━━━━━ INPUT FOR THIS TASK ━━━━━

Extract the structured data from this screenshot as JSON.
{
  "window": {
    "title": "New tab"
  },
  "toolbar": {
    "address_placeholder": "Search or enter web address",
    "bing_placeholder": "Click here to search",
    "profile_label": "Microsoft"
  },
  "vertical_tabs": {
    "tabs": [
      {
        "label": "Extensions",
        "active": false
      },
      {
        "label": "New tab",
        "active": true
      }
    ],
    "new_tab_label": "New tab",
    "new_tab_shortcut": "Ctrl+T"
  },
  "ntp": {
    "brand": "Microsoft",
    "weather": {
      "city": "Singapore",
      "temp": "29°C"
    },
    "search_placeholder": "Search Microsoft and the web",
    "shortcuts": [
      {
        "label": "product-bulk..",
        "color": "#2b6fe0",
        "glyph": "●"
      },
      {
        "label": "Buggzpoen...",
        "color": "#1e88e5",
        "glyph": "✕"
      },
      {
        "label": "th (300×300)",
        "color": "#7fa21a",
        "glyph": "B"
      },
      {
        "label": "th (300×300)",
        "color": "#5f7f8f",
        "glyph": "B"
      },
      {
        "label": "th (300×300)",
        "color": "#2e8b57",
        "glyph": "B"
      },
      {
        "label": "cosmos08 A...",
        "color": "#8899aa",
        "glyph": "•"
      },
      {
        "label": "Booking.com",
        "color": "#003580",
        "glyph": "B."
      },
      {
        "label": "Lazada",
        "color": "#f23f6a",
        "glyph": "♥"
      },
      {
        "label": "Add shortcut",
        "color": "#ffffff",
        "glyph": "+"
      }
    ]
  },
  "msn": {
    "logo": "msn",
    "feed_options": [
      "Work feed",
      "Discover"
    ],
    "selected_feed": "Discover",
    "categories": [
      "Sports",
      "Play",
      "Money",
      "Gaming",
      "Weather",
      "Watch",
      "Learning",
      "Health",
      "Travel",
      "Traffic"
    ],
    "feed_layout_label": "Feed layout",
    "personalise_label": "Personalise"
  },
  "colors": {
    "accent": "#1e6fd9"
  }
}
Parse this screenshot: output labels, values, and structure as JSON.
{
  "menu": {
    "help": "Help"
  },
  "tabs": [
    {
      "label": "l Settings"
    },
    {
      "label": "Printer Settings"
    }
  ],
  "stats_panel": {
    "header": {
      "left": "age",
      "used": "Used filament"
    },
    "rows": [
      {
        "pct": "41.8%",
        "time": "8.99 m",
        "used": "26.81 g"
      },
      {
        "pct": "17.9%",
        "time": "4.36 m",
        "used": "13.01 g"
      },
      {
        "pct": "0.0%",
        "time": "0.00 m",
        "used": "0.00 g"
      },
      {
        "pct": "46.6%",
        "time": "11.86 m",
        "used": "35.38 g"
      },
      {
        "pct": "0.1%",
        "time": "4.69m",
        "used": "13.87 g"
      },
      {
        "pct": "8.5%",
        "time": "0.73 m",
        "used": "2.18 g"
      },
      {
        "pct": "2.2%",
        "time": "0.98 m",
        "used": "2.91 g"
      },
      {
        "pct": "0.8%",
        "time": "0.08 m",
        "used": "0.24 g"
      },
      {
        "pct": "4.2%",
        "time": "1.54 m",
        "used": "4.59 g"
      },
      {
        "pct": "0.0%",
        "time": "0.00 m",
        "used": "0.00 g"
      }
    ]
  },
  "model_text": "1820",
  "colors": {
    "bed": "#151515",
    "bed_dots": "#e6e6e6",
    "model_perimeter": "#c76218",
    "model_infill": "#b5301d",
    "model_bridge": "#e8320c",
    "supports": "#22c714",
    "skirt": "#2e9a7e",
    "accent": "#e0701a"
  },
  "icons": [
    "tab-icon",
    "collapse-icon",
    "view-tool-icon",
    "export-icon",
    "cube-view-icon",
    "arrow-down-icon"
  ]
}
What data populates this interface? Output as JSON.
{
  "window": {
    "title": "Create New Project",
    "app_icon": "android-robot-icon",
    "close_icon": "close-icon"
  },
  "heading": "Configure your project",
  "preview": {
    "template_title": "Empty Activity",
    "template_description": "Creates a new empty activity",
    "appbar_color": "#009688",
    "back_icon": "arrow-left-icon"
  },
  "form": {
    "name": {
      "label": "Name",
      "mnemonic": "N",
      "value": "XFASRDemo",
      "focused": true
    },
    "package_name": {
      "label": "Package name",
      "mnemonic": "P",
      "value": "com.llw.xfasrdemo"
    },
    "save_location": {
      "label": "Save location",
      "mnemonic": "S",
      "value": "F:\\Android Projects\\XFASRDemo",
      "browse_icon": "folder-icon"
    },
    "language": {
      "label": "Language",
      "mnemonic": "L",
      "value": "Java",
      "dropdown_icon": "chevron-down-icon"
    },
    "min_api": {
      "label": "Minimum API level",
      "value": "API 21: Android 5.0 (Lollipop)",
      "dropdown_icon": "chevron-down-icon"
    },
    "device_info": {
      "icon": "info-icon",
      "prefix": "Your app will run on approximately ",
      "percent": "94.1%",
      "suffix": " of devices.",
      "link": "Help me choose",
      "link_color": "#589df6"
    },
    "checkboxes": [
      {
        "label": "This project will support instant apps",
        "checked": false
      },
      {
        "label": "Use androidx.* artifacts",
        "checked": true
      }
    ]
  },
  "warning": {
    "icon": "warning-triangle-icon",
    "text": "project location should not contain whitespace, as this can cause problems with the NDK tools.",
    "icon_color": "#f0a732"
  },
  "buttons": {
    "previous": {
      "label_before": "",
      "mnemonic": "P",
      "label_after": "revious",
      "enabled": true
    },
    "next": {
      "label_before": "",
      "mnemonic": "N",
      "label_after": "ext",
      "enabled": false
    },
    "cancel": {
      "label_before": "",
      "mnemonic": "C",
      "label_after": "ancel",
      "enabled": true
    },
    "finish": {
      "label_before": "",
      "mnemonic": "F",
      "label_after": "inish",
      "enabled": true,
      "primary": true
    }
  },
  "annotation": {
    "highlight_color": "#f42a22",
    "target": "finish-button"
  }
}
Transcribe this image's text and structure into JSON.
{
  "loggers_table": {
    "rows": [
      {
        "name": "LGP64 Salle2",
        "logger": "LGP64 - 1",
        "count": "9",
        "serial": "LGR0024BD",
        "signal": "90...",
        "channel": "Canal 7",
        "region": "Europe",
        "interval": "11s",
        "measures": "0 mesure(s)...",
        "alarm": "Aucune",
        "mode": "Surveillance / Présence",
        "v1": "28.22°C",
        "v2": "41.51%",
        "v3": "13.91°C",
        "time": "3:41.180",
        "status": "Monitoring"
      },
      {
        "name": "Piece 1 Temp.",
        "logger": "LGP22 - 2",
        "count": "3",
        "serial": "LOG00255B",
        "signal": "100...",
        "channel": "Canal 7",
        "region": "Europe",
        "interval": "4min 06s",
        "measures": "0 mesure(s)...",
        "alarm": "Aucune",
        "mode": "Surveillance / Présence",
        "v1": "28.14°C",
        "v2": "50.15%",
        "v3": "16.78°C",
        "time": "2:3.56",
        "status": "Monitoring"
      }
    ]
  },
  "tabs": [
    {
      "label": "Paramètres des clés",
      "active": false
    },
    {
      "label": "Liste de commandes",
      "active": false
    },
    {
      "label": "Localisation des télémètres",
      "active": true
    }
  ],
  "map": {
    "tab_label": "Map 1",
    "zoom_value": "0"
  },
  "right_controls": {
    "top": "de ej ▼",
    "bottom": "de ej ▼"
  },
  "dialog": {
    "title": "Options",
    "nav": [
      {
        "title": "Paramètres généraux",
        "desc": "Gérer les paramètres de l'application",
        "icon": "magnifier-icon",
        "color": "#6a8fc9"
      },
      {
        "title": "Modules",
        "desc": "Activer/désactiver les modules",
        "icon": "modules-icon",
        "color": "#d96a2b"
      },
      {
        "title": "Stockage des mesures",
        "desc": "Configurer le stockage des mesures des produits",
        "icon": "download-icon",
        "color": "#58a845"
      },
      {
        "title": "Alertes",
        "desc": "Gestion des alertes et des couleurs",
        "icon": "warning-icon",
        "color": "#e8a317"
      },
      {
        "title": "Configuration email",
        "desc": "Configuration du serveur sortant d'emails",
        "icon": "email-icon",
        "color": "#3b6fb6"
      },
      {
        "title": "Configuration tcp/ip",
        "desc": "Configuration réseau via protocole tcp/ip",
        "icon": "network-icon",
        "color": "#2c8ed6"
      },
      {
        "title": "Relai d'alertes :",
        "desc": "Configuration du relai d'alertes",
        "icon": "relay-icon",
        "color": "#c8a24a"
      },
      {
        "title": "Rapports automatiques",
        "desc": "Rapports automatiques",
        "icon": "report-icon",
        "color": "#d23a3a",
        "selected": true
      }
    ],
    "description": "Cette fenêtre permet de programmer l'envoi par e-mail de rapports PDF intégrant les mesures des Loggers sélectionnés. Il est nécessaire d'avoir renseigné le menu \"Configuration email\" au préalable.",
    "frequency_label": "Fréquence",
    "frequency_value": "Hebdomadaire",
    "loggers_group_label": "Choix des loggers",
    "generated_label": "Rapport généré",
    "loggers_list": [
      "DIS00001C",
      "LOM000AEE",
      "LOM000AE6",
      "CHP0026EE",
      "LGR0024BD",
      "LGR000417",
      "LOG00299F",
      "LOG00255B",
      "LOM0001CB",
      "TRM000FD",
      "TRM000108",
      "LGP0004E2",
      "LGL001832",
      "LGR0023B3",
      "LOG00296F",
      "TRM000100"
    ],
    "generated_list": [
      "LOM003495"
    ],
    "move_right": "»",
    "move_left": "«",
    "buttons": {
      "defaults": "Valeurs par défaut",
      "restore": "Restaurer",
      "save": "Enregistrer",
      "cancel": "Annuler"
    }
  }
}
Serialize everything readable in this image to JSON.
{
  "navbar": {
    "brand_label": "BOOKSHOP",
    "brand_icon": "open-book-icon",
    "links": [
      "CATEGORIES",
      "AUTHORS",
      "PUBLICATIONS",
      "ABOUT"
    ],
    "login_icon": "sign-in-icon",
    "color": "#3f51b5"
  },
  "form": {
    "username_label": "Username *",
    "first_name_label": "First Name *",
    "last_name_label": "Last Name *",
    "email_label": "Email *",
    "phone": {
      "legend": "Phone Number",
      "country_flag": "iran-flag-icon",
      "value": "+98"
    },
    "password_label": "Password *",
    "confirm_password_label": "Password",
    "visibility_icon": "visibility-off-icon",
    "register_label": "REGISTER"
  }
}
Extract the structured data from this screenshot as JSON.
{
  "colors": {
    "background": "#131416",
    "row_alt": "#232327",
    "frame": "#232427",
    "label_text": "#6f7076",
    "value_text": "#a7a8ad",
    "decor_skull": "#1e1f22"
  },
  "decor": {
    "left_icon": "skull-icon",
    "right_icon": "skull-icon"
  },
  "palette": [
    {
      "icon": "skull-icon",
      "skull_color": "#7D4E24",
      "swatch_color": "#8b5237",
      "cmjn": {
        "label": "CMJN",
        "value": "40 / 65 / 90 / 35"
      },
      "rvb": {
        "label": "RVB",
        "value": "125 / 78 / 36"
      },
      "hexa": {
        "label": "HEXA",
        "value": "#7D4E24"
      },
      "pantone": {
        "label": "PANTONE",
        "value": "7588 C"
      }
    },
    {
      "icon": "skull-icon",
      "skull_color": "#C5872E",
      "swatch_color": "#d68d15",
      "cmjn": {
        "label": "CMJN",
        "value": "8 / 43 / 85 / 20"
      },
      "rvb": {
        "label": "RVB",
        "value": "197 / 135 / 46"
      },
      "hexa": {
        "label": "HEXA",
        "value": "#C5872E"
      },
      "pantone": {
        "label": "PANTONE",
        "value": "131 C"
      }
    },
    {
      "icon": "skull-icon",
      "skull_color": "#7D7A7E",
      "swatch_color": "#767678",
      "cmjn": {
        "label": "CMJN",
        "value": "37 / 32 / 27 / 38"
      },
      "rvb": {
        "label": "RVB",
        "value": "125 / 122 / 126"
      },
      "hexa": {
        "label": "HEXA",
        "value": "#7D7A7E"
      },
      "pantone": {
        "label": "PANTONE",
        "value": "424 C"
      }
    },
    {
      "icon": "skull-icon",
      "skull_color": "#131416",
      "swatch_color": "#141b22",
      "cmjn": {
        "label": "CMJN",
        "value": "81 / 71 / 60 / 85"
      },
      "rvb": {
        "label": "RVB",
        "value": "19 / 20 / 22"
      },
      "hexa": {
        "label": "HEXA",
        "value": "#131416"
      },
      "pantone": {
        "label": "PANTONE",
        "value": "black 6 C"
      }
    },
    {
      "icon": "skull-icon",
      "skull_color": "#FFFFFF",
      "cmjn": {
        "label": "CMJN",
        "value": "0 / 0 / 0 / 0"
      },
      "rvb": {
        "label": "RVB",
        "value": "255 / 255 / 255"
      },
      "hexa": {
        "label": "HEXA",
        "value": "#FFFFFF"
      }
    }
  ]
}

━━━━━

### PROBLEM STATEMENT
Find all lines with "warning" in them and copy each one.

### REPLY
  "warning": {
    "icon": "warning-triangle-icon",
        "icon": "warning-icon",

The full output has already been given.